--- Stored data ---
######

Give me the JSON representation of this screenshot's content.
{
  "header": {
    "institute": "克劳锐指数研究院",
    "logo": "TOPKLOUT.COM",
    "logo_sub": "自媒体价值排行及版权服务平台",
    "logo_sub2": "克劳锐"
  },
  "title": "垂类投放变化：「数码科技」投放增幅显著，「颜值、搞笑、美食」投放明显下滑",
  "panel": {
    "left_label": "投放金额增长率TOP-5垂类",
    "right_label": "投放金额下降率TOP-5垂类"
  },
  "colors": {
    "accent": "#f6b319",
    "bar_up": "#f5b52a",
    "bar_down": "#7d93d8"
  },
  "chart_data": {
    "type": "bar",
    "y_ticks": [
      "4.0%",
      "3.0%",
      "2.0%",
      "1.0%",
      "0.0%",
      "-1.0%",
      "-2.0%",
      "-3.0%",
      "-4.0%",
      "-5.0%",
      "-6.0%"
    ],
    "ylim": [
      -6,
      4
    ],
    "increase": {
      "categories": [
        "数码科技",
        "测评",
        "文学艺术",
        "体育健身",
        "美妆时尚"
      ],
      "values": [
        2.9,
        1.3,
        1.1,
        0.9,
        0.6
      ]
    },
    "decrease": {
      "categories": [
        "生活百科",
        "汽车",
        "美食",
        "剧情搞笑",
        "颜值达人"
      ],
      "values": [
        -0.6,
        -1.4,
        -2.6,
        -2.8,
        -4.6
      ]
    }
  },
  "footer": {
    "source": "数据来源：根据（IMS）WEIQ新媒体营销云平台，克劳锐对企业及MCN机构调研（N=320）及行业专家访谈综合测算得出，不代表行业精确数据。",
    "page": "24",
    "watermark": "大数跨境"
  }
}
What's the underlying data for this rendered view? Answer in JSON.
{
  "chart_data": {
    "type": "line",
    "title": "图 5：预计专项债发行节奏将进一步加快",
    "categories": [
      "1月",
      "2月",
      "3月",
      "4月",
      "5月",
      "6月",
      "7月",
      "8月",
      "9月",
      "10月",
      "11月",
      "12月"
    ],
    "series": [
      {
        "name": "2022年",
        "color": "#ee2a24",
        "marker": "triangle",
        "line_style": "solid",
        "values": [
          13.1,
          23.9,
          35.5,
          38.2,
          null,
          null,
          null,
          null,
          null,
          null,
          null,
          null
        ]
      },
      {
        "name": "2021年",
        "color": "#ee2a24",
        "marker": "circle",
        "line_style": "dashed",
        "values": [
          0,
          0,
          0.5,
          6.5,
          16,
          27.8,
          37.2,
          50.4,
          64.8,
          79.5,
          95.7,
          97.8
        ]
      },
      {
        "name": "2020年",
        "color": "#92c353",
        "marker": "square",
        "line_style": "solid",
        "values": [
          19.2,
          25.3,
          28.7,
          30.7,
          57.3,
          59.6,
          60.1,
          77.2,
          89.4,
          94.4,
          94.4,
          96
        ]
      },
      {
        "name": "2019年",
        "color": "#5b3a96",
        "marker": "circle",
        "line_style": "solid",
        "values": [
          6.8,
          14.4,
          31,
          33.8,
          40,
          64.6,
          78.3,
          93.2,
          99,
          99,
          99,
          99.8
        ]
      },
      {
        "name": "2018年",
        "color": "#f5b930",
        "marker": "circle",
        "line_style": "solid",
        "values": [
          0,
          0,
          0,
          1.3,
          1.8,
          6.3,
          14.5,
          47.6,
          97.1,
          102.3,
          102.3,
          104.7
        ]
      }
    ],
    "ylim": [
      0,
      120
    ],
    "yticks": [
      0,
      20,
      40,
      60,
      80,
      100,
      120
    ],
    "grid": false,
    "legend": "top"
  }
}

######

--- Your goal ---
Restate the whole of the material exactly.

--- Correct output ---
Give me the JSON representation of this screenshot's content.
{
  "header": {
    "institute": "克劳锐指数研究院",
    "logo": "TOPKLOUT.COM",
    "logo_sub": "自媒体价值排行及版权服务平台",
    "logo_sub2": "克劳锐"
  },
  "title": "垂类投放变化：「数码科技」投放增幅显著，「颜值、搞笑、美食」投放明显下滑",
  "panel": {
    "left_label": "投放金额增长率TOP-5垂类",
    "right_label": "投放金额下降率TOP-5垂类"
  },
  "colors": {
    "accent": "#f6b319",
    "bar_up": "#f5b52a",
    "bar_down": "#7d93d8"
  },
  "chart_data": {
    "type": "bar",
    "y_ticks": [
      "4.0%",
      "3.0%",
      "2.0%",
      "1.0%",
      "0.0%",
      "-1.0%",
      "-2.0%",
      "-3.0%",
      "-4.0%",
      "-5.0%",
      "-6.0%"
    ],
    "ylim": [
      -6,
      4
    ],
    "increase": {
      "categories": [
        "数码科技",
        "测评",
        "文学艺术",
        "体育健身",
        "美妆时尚"
      ],
      "values": [
        2.9,
        1.3,
        1.1,
        0.9,
        0.6
      ]
    },
    "decrease": {
      "categories": [
        "生活百科",
        "汽车",
        "美食",
        "剧情搞笑",
        "颜值达人"
      ],
      "values": [
        -0.6,
        -1.4,
        -2.6,
        -2.8,
        -4.6
      ]
    }
  },
  "footer": {
    "source": "数据来源：根据（IMS）WEIQ新媒体营销云平台，克劳锐对企业及MCN机构调研（N=320）及行业专家访谈综合测算得出，不代表行业精确数据。",
    "page": "24",
    "watermark": "大数跨境"
  }
}
What's the underlying data for this rendered view? Answer in JSON.
{
  "chart_data": {
    "type": "line",
    "title": "图 5：预计专项债发行节奏将进一步加快",
    "categories": [
      "1月",
      "2月",
      "3月",
      "4月",
      "5月",
      "6月",
      "7月",
      "8月",
      "9月",
      "10月",
      "11月",
      "12月"
    ],
    "series": [
      {
        "name": "2022年",
        "color": "#ee2a24",
        "marker": "triangle",
        "line_style": "solid",
        "values": [
          13.1,
          23.9,
          35.5,
          38.2,
          null,
          null,
          null,
          null,
          null,
          null,
          null,
          null
        ]
      },
      {
        "name": "2021年",
        "color": "#ee2a24",
        "marker": "circle",
        "line_style": "dashed",
        "values": [
          0,
          0,
          0.5,
          6.5,
          16,
          27.8,
          37.2,
          50.4,
          64.8,
          79.5,
          95.7,
          97.8
        ]
      },
      {
        "name": "2020年",
        "color": "#92c353",
        "marker": "square",
        "line_style": "solid",
        "values": [
          19.2,
          25.3,
          28.7,
          30.7,
          57.3,
          59.6,
          60.1,
          77.2,
          89.4,
          94.4,
          94.4,
          96
        ]
      },
      {
        "name": "2019年",
        "color": "#5b3a96",
        "marker": "circle",
        "line_style": "solid",
        "values": [
          6.8,
          14.4,
          31,
          33.8,
          40,
          64.6,
          78.3,
          93.2,
          99,
          99,
          99,
          99.8
        ]
      },
      {
        "name": "2018年",
        "color": "#f5b930",
        "marker": "circle",
        "line_style": "solid",
        "values": [
          0,
          0,
          0,
          1.3,
          1.8,
          6.3,
          14.5,
          47.6,
          97.1,
          102.3,
          102.3,
          104.7
        ]
      }
    ],
    "ylim": [
      0,
      120
    ],
    "yticks": [
      0,
      20,
      40,
      60,
      80,
      100,
      120
    ],
    "grid": false,
    "legend": "top"
  }
}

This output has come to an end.